§ RECORDS TO USE:
━━━━━━━━━━

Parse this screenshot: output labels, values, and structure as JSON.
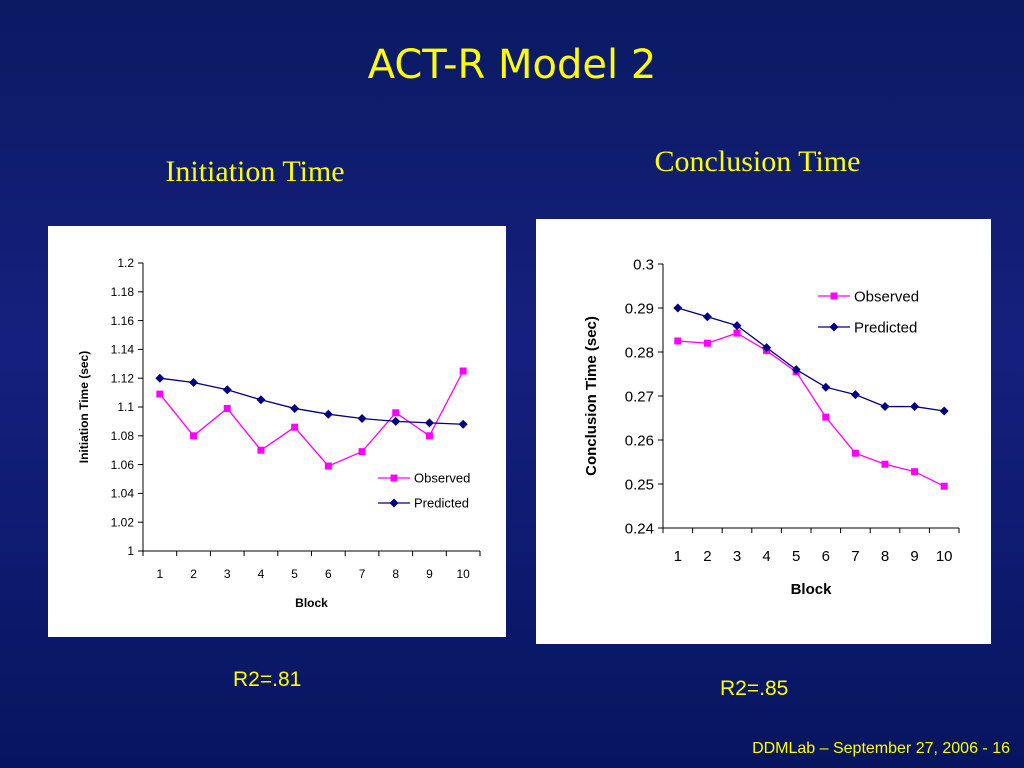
{
  "slide": {
    "title": "ACT-R Model 2",
    "footer": "DDMLab – September 27, 2006 - 16"
  },
  "colors": {
    "background": "#0c1a6e",
    "title": "#ffff00",
    "observed": "#ff00ff",
    "predicted": "#000080"
  },
  "chart_data": [
    {
      "type": "line",
      "title": "Initiation Time",
      "xlabel": "Block",
      "ylabel": "Initiation Time (sec)",
      "categories": [
        "1",
        "2",
        "3",
        "4",
        "5",
        "6",
        "7",
        "8",
        "9",
        "10"
      ],
      "ylim": [
        1,
        1.2
      ],
      "yticks": [
        "1",
        "1.02",
        "1.04",
        "1.06",
        "1.08",
        "1.1",
        "1.12",
        "1.14",
        "1.16",
        "1.18",
        "1.2"
      ],
      "ytick_values": [
        1,
        1.02,
        1.04,
        1.06,
        1.08,
        1.1,
        1.12,
        1.14,
        1.16,
        1.18,
        1.2
      ],
      "legend": "bottom-right",
      "grid": false,
      "series": [
        {
          "name": "Observed",
          "marker": "square",
          "color": "#ff00ff",
          "values": [
            1.109,
            1.08,
            1.099,
            1.07,
            1.086,
            1.059,
            1.069,
            1.096,
            1.08,
            1.125
          ]
        },
        {
          "name": "Predicted",
          "marker": "diamond",
          "color": "#000080",
          "values": [
            1.12,
            1.117,
            1.112,
            1.105,
            1.099,
            1.095,
            1.092,
            1.09,
            1.089,
            1.088
          ]
        }
      ],
      "r2_label": "R2=.81"
    },
    {
      "type": "line",
      "title": "Conclusion Time",
      "xlabel": "Block",
      "ylabel": "Conclusion Time (sec)",
      "categories": [
        "1",
        "2",
        "3",
        "4",
        "5",
        "6",
        "7",
        "8",
        "9",
        "10"
      ],
      "ylim": [
        0.24,
        0.3
      ],
      "yticks": [
        "0.24",
        "0.25",
        "0.26",
        "0.27",
        "0.28",
        "0.29",
        "0.3"
      ],
      "ytick_values": [
        0.24,
        0.25,
        0.26,
        0.27,
        0.28,
        0.29,
        0.3
      ],
      "legend": "top-right",
      "grid": false,
      "series": [
        {
          "name": "Observed",
          "marker": "square",
          "color": "#ff00ff",
          "values": [
            0.2825,
            0.282,
            0.2843,
            0.2803,
            0.2755,
            0.2652,
            0.257,
            0.2545,
            0.2528,
            0.2495
          ]
        },
        {
          "name": "Predicted",
          "marker": "diamond",
          "color": "#000080",
          "values": [
            0.29,
            0.288,
            0.286,
            0.281,
            0.276,
            0.272,
            0.2703,
            0.2676,
            0.2676,
            0.2666
          ]
        }
      ],
      "r2_label": "R2=.85"
    }
  ]
}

━━━━━━━━━━

§ PROMPT: Exclude the images, then output the data above word for word.

§ RESULT OF THIS TASK:
Parse this screenshot: output labels, values, and structure as JSON.
{
  "slide": {
    "title": "ACT-R Model 2",
    "footer": "DDMLab – September 27, 2006 - 16"
  },
  "colors": {
    "background": "#0c1a6e",
    "title": "#ffff00",
    "observed": "#ff00ff",
    "predicted": "#000080"
  },
  "chart_data": [
    {
      "type": "line",
      "title": "Initiation Time",
      "xlabel": "Block",
      "ylabel": "Initiation Time (sec)",
      "categories": [
        "1",
        "2",
        "3",
        "4",
        "5",
        "6",
        "7",
        "8",
        "9",
        "10"
      ],
      "ylim": [
        1,
        1.2
      ],
      "yticks": [
        "1",
        "1.02",
        "1.04",
        "1.06",
        "1.08",
        "1.1",
        "1.12",
        "1.14",
        "1.16",
        "1.18",
        "1.2"
      ],
      "ytick_values": [
        1,
        1.02,
        1.04,
        1.06,
        1.08,
        1.1,
        1.12,
        1.14,
        1.16,
        1.18,
        1.2
      ],
      "legend": "bottom-right",
      "grid": false,
      "series": [
        {
          "name": "Observed",
          "marker": "square",
          "color": "#ff00ff",
          "values": [
            1.109,
            1.08,
            1.099,
            1.07,
            1.086,
            1.059,
            1.069,
            1.096,
            1.08,
            1.125
          ]
        },
        {
          "name": "Predicted",
          "marker": "diamond",
          "color": "#000080",
          "values": [
            1.12,
            1.117,
            1.112,
            1.105,
            1.099,
            1.095,
            1.092,
            1.09,
            1.089,
            1.088
          ]
        }
      ],
      "r2_label": "R2=.81"
    },
    {
      "type": "line",
      "title": "Conclusion Time",
      "xlabel": "Block",
      "ylabel": "Conclusion Time (sec)",
      "categories": [
        "1",
        "2",
        "3",
        "4",
        "5",
        "6",
        "7",
        "8",
        "9",
        "10"
      ],
      "ylim": [
        0.24,
        0.3
      ],
      "yticks": [
        "0.24",
        "0.25",
        "0.26",
        "0.27",
        "0.28",
        "0.29",
        "0.3"
      ],
      "ytick_values": [
        0.24,
        0.25,
        0.26,
        0.27,
        0.28,
        0.29,
        0.3
      ],
      "legend": "top-right",
      "grid": false,
      "series": [
        {
          "name": "Observed",
          "marker": "square",
          "color": "#ff00ff",
          "values": [
            0.2825,
            0.282,
            0.2843,
            0.2803,
            0.2755,
            0.2652,
            0.257,
            0.2545,
            0.2528,
            0.2495
          ]
        },
        {
          "name": "Predicted",
          "marker": "diamond",
          "color": "#000080",
          "values": [
            0.29,
            0.288,
            0.286,
            0.281,
            0.276,
            0.272,
            0.2703,
            0.2676,
            0.2676,
            0.2666
          ]
        }
      ],
      "r2_label": "R2=.85"
    }
  ]
}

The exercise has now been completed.